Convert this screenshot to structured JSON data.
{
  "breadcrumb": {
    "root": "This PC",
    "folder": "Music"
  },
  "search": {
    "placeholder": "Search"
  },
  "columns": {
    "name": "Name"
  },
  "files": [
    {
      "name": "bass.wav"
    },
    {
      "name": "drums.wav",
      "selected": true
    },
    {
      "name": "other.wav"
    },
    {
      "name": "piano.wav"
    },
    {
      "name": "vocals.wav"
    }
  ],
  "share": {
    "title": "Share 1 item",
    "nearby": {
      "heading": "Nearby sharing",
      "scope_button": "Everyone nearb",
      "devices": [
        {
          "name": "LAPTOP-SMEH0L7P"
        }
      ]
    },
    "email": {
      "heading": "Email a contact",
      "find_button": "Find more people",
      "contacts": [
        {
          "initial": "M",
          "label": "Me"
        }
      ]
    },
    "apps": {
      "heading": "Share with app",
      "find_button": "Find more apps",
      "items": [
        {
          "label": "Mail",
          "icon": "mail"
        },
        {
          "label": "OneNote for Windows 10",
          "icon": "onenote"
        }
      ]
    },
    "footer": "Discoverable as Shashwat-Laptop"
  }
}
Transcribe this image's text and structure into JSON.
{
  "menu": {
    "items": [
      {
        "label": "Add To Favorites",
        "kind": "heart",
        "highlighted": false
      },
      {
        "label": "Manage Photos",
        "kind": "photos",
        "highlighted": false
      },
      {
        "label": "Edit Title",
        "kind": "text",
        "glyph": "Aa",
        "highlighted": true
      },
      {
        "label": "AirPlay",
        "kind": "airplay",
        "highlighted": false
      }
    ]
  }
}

#####

Short exercise
Repeat exactly the lines from the one containing "Transcribe this image's" through the last line of the records above, both included, and nothing else.

Exercise output
Transcribe this image's text and structure into JSON.
{
  "menu": {
    "items": [
      {
        "label": "Add To Favorites",
        "kind": "heart",
        "highlighted": false
      },
      {
        "label": "Manage Photos",
        "kind": "photos",
        "highlighted": false
      },
      {
        "label": "Edit Title",
        "kind": "text",
        "glyph": "Aa",
        "highlighted": true
      },
      {
        "label": "AirPlay",
        "kind": "airplay",
        "highlighted": false
      }
    ]
  }
}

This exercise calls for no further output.